Extracted records:
* * *

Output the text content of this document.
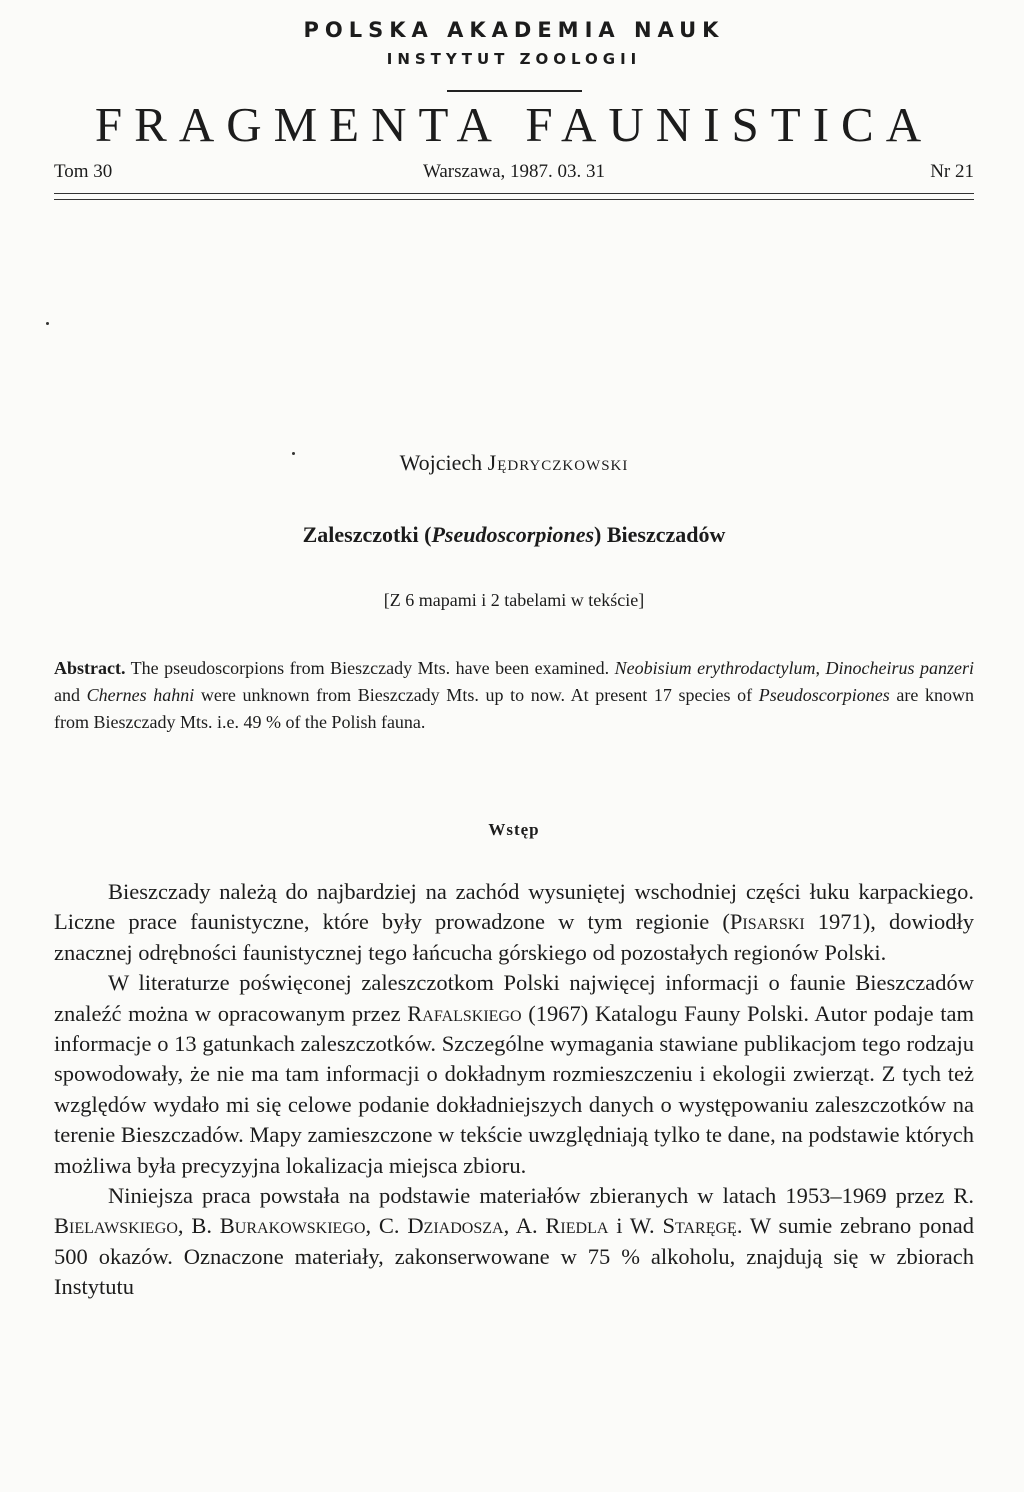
POLSKA AKADEMIA NAUK
INSTYTUT ZOOLOGII
FRAGMENTA FAUNISTICA
Tom 30	Warszawa, 1987. 03. 31	Nr 21
Wojciech Jędryczkowski
Zaleszczotki (Pseudoscorpiones) Bieszczadów
[Z 6 mapami i 2 tabelami w tekście]
Abstract. The pseudoscorpions from Bieszczady Mts. have been examined. Neobisium erythrodactylum, Dinocheirus panzeri and Chernes hahni were unknown from Bieszczady Mts. up to now. At present 17 species of Pseudoscorpiones are known from Bieszczady Mts. i.e. 49 % of the Polish fauna.
Wstęp

Bieszczady należą do najbardziej na zachód wysuniętej wschodniej części łuku karpackiego. Liczne prace faunistyczne, które były prowadzone w tym regionie (Pisarski 1971), dowiodły znacznej odrębności faunistycznej tego łańcucha górskiego od pozostałych regionów Polski.

W literaturze poświęconej zaleszczotkom Polski najwięcej informacji o faunie Bieszczadów znaleźć można w opracowanym przez Rafalskiego (1967) Katalogu Fauny Polski. Autor podaje tam informacje o 13 gatunkach zaleszczotków. Szczególne wymagania stawiane publikacjom tego rodzaju spowodowały, że nie ma tam informacji o dokładnym rozmieszczeniu i ekologii zwierząt. Z tych też względów wydało mi się celowe podanie dokładniejszych danych o występowaniu zaleszczotków na terenie Bieszczadów. Mapy zamieszczone w tekście uwzględniają tylko te dane, na podstawie których możliwa była precyzyjna lokalizacja miejsca zbioru.

Niniejsza praca powstała na podstawie materiałów zbieranych w latach 1953–1969 przez R. Bielawskiego, B. Burakowskiego, C. Dziadosza, A. Riedla i W. Staręgę. W sumie zebrano ponad 500 okazów. Oznaczone materiały, zakonserwowane w 75 % alkoholu, znajdują się w zbiorach Instytutu
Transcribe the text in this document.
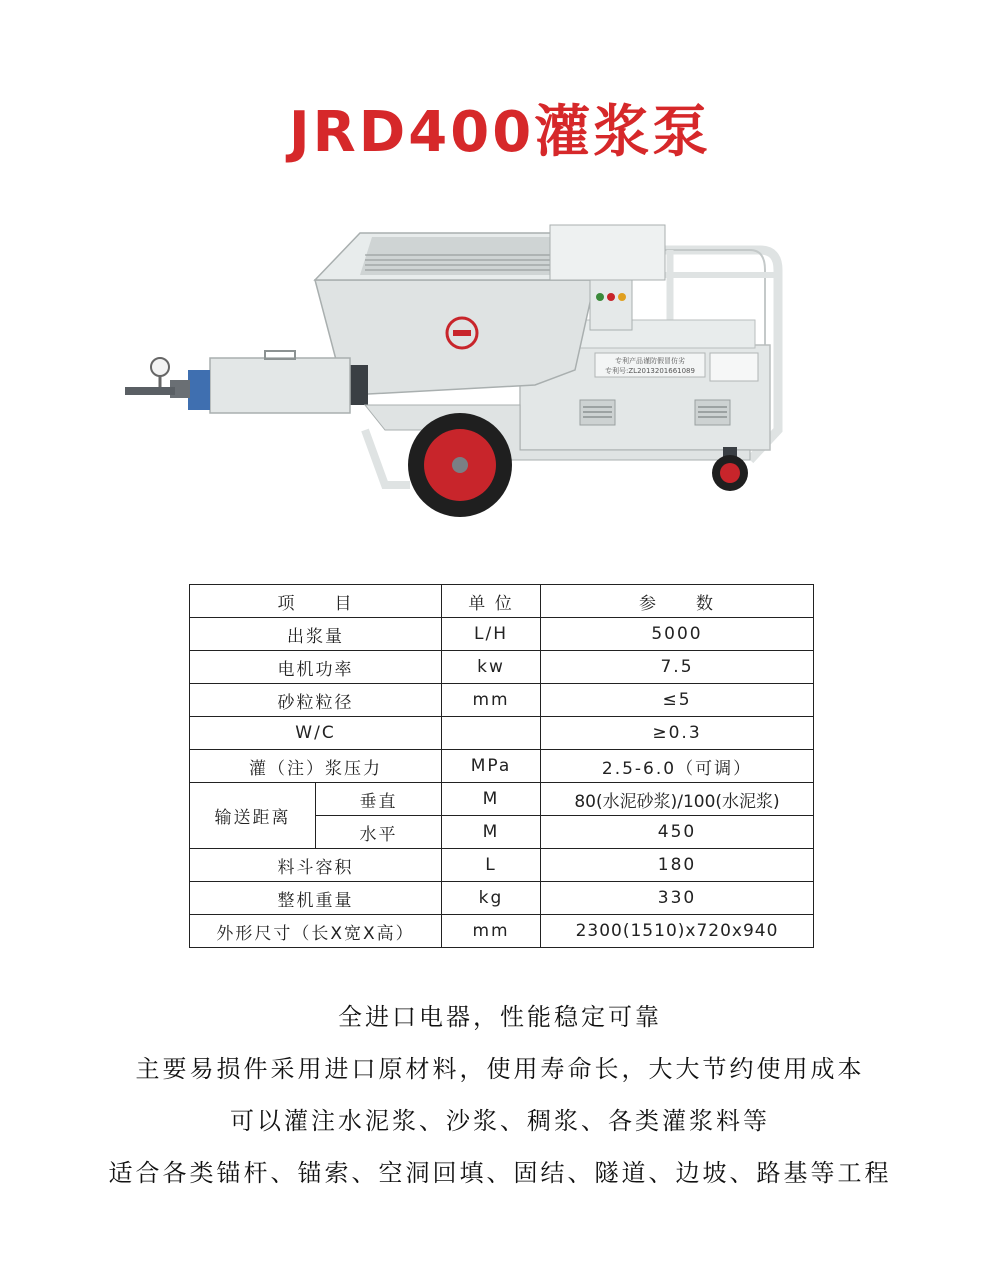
JRD400灌浆泵
专利产品谨防假冒仿劣
专利号:ZL2013201661089
项　　目		单 位	参　　数
出浆量		L/H	5000
电机功率		kw	7.5
砂粒粒径		mm	≤5
W/C			≥0.3
灌（注）浆压力		MPa	2.5-6.0（可调）
输送距离	垂直	M	80(水泥砂浆)/100(水泥浆)
	水平	M	450
料斗容积		L	180
整机重量		kg	330
外形尺寸（长X宽X高）		mm	2300(1510)x720x940
全进口电器，性能稳定可靠
主要易损件采用进口原材料，使用寿命长，大大节约使用成本
可以灌注水泥浆、沙浆、稠浆、各类灌浆料等
适合各类锚杆、锚索、空洞回填、固结、隧道、边坡、路基等工程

* * *

■ Written exercise:
Extract exactly the lines above from the line containing "Transcribe the text in this document." through the last one, both ends included, but not the pictures.

■ Output:
Transcribe the text in this document.
JRD400灌浆泵
专利产品谨防假冒仿劣
专利号:ZL2013201661089
项　　目		单 位	参　　数
出浆量		L/H	5000
电机功率		kw	7.5
砂粒粒径		mm	≤5
W/C			≥0.3
灌（注）浆压力		MPa	2.5-6.0（可调）
输送距离	垂直	M	80(水泥砂浆)/100(水泥浆)
	水平	M	450
料斗容积		L	180
整机重量		kg	330
外形尺寸（长X宽X高）		mm	2300(1510)x720x940
全进口电器，性能稳定可靠
主要易损件采用进口原材料，使用寿命长，大大节约使用成本
可以灌注水泥浆、沙浆、稠浆、各类灌浆料等
适合各类锚杆、锚索、空洞回填、固结、隧道、边坡、路基等工程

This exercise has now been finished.